Dataset excerpts.
=====

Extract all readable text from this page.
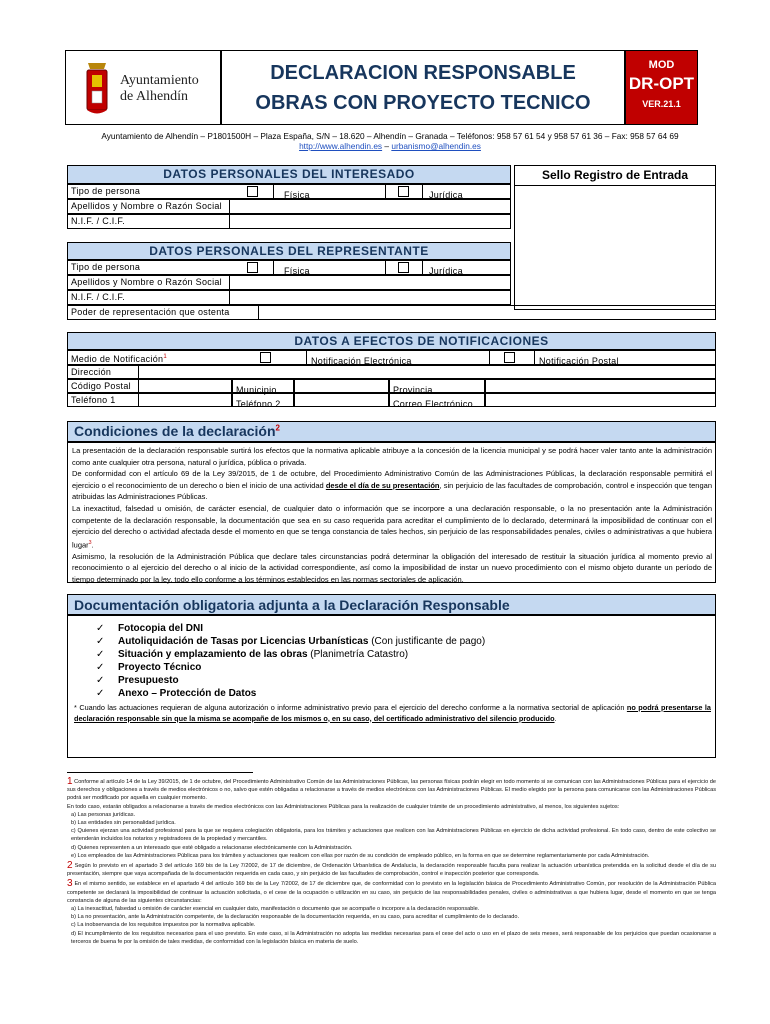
Ayuntamiento
de Alhendín
DECLARACION RESPONSABLE
OBRAS CON PROYECTO TECNICO
MOD
DR-OPT
VER.21.1
Ayuntamiento de Alhendín – P1801500H – Plaza España, S/N – 18.620 – Alhendín – Granada – Teléfonos: 958 57 61 54 y 958 57 61 36 – Fax: 958 57 64 69
http://www.alhendin.es – urbanismo@alhendin.es
DATOS PERSONALES DEL INTERESADO
Tipo de persona	Física	Jurídica
Apellidos y Nombre o Razón Social
N.I.F. / C.I.F.
Sello Registro de Entrada
DATOS PERSONALES DEL REPRESENTANTE
Tipo de persona	Física	Jurídica
Apellidos y Nombre o Razón Social
N.I.F. / C.I.F.
Poder de representación que ostenta
DATOS A EFECTOS DE NOTIFICACIONES
Medio de Notificación$^1$	Notificación Electrónica	Notificación Postal
Dirección
Código Postal	Municipio	Provincia
Teléfono 1	Teléfono 2	Correo Electrónico
Condiciones de la declaración$^2$

La presentación de la declaración responsable surtirá los efectos que la normativa aplicable atribuye a la concesión de la licencia municipal y se podrá hacer valer tanto ante la administración como ante cualquier otra persona, natural o jurídica, pública o privada.

De conformidad con el artículo 69 de la Ley 39/2015, de 1 de octubre, del Procedimiento Administrativo Común de las Administraciones Públicas, la declaración responsable permitirá el ejercicio o el reconocimiento de un derecho o bien el inicio de una actividad desde el día de su presentación, sin perjuicio de las facultades de comprobación, control e inspección que tengan atribuidas las Administraciones Públicas.

La inexactitud, falsedad u omisión, de carácter esencial, de cualquier dato o información que se incorpore a una declaración responsable, o la no presentación ante la Administración competente de la declaración responsable, la documentación que sea en su caso requerida para acreditar el cumplimiento de lo declarado, determinará la imposibilidad de continuar con el ejercicio del derecho o actividad afectada desde el momento en que se tenga constancia de tales hechos, sin perjuicio de las responsabilidades penales, civiles o administrativas a que hubiera lugar$^3$.

Asimismo, la resolución de la Administración Pública que declare tales circunstancias podrá determinar la obligación del interesado de restituir la situación jurídica al momento previo al reconocimiento o al ejercicio del derecho o al inicio de la actividad correspondiente, así como la imposibilidad de instar un nuevo procedimiento con el mismo objeto durante un período de tiempo determinado por la ley, todo ello conforme a los términos establecidos en las normas sectoriales de aplicación.

Documentación obligatoria adjunta a la Declaración Responsable
✓ Fotocopia del DNI
✓ Autoliquidación de Tasas por Licencias Urbanísticas (Con justificante de pago)
✓ Situación y emplazamiento de las obras (Planimetría Catastro)
✓ Proyecto Técnico
✓ Presupuesto
✓ Anexo – Protección de Datos
* Cuando las actuaciones requieran de alguna autorización o informe administrativo previo para el ejercicio del derecho conforme a la normativa sectorial de aplicación no podrá presentarse la declaración responsable sin que la misma se acompañe de los mismos o, en su caso, del certificado administrativo del silencio producido.

1 Conforme al artículo 14 de la Ley 39/2015, de 1 de octubre, del Procedimiento Administrativo Común de las Administraciones Públicas, las personas físicas podrán elegir en todo momento si se comunican con las Administraciones Públicas para el ejercicio de sus derechos y obligaciones a través de medios electrónicos o no, salvo que estén obligadas a relacionarse a través de medios electrónicos con las Administraciones Públicas. El medio elegido por la persona para comunicarse con las Administraciones Públicas podrá ser modificado por aquella en cualquier momento.

En todo caso, estarán obligados a relacionarse a través de medios electrónicos con las Administraciones Públicas para la realización de cualquier trámite de un procedimiento administrativo, al menos, los siguientes sujetos:

a) Las personas jurídicas.

b) Las entidades sin personalidad jurídica.

c) Quienes ejerzan una actividad profesional para la que se requiera colegiación obligatoria, para los trámites y actuaciones que realicen con las Administraciones Públicas en ejercicio de dicha actividad profesional. En todo caso, dentro de este colectivo se entenderán incluidos los notarios y registradores de la propiedad y mercantiles.

d) Quienes representen a un interesado que esté obligado a relacionarse electrónicamente con la Administración.

e) Los empleados de las Administraciones Públicas para los trámites y actuaciones que realicen con ellas por razón de su condición de empleado público, en la forma en que se determine reglamentariamente por cada Administración.

2 Según lo previsto en el apartado 3 del artículo 169 bis de la Ley 7/2002, de 17 de diciembre, de Ordenación Urbanística de Andalucía, la declaración responsable faculta para realizar la actuación urbanística pretendida en la solicitud desde el día de su presentación, siempre que vaya acompañada de la documentación requerida en cada caso, y sin perjuicio de las facultades de comprobación, control e inspección posterior que corresponda.

3 En el mismo sentido, se establece en el apartado 4 del artículo 169 bis de la Ley 7/2002, de 17 de diciembre que, de conformidad con lo previsto en la legislación básica de Procedimiento Administrativo Común, por resolución de la Administración Pública competente se declarará la imposibilidad de continuar la actuación solicitada, o el cese de la ocupación o utilización en su caso, sin perjuicio de las responsabilidades penales, civiles o administrativas a que hubiera lugar, desde el momento en que se tenga constancia de alguna de las siguientes circunstancias:

a) La inexactitud, falsedad u omisión de carácter esencial en cualquier dato, manifestación o documento que se acompañe o incorpore a la declaración responsable.

b) La no presentación, ante la Administración competente, de la declaración responsable de la documentación requerida, en su caso, para acreditar el cumplimiento de lo declarado.

c) La inobservancia de los requisitos impuestos por la normativa aplicable.

d) El incumplimiento de los requisitos necesarios para el uso previsto. En este caso, si la Administración no adopta las medidas necesarias para el cese del acto o uso en el plazo de seis meses, será responsable de los perjuicios que puedan ocasionarse a terceros de buena fe por la omisión de tales medidas, de conformidad con la legislación básica en materia de suelo.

=====

Task to carry out. Leave out the pictures and reproduce the rest of the listing exactly.

Final result.
Extract all readable text from this page.
Ayuntamiento
de Alhendín
DECLARACION RESPONSABLE
OBRAS CON PROYECTO TECNICO
MOD
DR-OPT
VER.21.1
Ayuntamiento de Alhendín – P1801500H – Plaza España, S/N – 18.620 – Alhendín – Granada – Teléfonos: 958 57 61 54 y 958 57 61 36 – Fax: 958 57 64 69
http://www.alhendin.es – urbanismo@alhendin.es
DATOS PERSONALES DEL INTERESADO
Tipo de persona	Física	Jurídica
Apellidos y Nombre o Razón Social
N.I.F. / C.I.F.
Sello Registro de Entrada
DATOS PERSONALES DEL REPRESENTANTE
Tipo de persona	Física	Jurídica
Apellidos y Nombre o Razón Social
N.I.F. / C.I.F.
Poder de representación que ostenta
DATOS A EFECTOS DE NOTIFICACIONES
Medio de Notificación$^1$	Notificación Electrónica	Notificación Postal
Dirección
Código Postal	Municipio	Provincia
Teléfono 1	Teléfono 2	Correo Electrónico
Condiciones de la declaración$^2$

La presentación de la declaración responsable surtirá los efectos que la normativa aplicable atribuye a la concesión de la licencia municipal y se podrá hacer valer tanto ante la administración como ante cualquier otra persona, natural o jurídica, pública o privada.

De conformidad con el artículo 69 de la Ley 39/2015, de 1 de octubre, del Procedimiento Administrativo Común de las Administraciones Públicas, la declaración responsable permitirá el ejercicio o el reconocimiento de un derecho o bien el inicio de una actividad desde el día de su presentación, sin perjuicio de las facultades de comprobación, control e inspección que tengan atribuidas las Administraciones Públicas.

La inexactitud, falsedad u omisión, de carácter esencial, de cualquier dato o información que se incorpore a una declaración responsable, o la no presentación ante la Administración competente de la declaración responsable, la documentación que sea en su caso requerida para acreditar el cumplimiento de lo declarado, determinará la imposibilidad de continuar con el ejercicio del derecho o actividad afectada desde el momento en que se tenga constancia de tales hechos, sin perjuicio de las responsabilidades penales, civiles o administrativas a que hubiera lugar$^3$.

Asimismo, la resolución de la Administración Pública que declare tales circunstancias podrá determinar la obligación del interesado de restituir la situación jurídica al momento previo al reconocimiento o al ejercicio del derecho o al inicio de la actividad correspondiente, así como la imposibilidad de instar un nuevo procedimiento con el mismo objeto durante un período de tiempo determinado por la ley, todo ello conforme a los términos establecidos en las normas sectoriales de aplicación.

Documentación obligatoria adjunta a la Declaración Responsable
✓ Fotocopia del DNI
✓ Autoliquidación de Tasas por Licencias Urbanísticas (Con justificante de pago)
✓ Situación y emplazamiento de las obras (Planimetría Catastro)
✓ Proyecto Técnico
✓ Presupuesto
✓ Anexo – Protección de Datos
* Cuando las actuaciones requieran de alguna autorización o informe administrativo previo para el ejercicio del derecho conforme a la normativa sectorial de aplicación no podrá presentarse la declaración responsable sin que la misma se acompañe de los mismos o, en su caso, del certificado administrativo del silencio producido.

1 Conforme al artículo 14 de la Ley 39/2015, de 1 de octubre, del Procedimiento Administrativo Común de las Administraciones Públicas, las personas físicas podrán elegir en todo momento si se comunican con las Administraciones Públicas para el ejercicio de sus derechos y obligaciones a través de medios electrónicos o no, salvo que estén obligadas a relacionarse a través de medios electrónicos con las Administraciones Públicas. El medio elegido por la persona para comunicarse con las Administraciones Públicas podrá ser modificado por aquella en cualquier momento.

En todo caso, estarán obligados a relacionarse a través de medios electrónicos con las Administraciones Públicas para la realización de cualquier trámite de un procedimiento administrativo, al menos, los siguientes sujetos:

a) Las personas jurídicas.

b) Las entidades sin personalidad jurídica.

c) Quienes ejerzan una actividad profesional para la que se requiera colegiación obligatoria, para los trámites y actuaciones que realicen con las Administraciones Públicas en ejercicio de dicha actividad profesional. En todo caso, dentro de este colectivo se entenderán incluidos los notarios y registradores de la propiedad y mercantiles.

d) Quienes representen a un interesado que esté obligado a relacionarse electrónicamente con la Administración.

e) Los empleados de las Administraciones Públicas para los trámites y actuaciones que realicen con ellas por razón de su condición de empleado público, en la forma en que se determine reglamentariamente por cada Administración.

2 Según lo previsto en el apartado 3 del artículo 169 bis de la Ley 7/2002, de 17 de diciembre, de Ordenación Urbanística de Andalucía, la declaración responsable faculta para realizar la actuación urbanística pretendida en la solicitud desde el día de su presentación, siempre que vaya acompañada de la documentación requerida en cada caso, y sin perjuicio de las facultades de comprobación, control e inspección posterior que corresponda.

3 En el mismo sentido, se establece en el apartado 4 del artículo 169 bis de la Ley 7/2002, de 17 de diciembre que, de conformidad con lo previsto en la legislación básica de Procedimiento Administrativo Común, por resolución de la Administración Pública competente se declarará la imposibilidad de continuar la actuación solicitada, o el cese de la ocupación o utilización en su caso, sin perjuicio de las responsabilidades penales, civiles o administrativas a que hubiera lugar, desde el momento en que se tenga constancia de alguna de las siguientes circunstancias:

a) La inexactitud, falsedad u omisión de carácter esencial en cualquier dato, manifestación o documento que se acompañe o incorpore a la declaración responsable.

b) La no presentación, ante la Administración competente, de la declaración responsable de la documentación requerida, en su caso, para acreditar el cumplimiento de lo declarado.

c) La inobservancia de los requisitos impuestos por la normativa aplicable.

d) El incumplimiento de los requisitos necesarios para el uso previsto. En este caso, si la Administración no adopta las medidas necesarias para el cese del acto o uso en el plazo de seis meses, será responsable de los perjuicios que puedan ocasionarse a terceros de buena fe por la omisión de tales medidas, de conformidad con la legislación básica en materia de suelo.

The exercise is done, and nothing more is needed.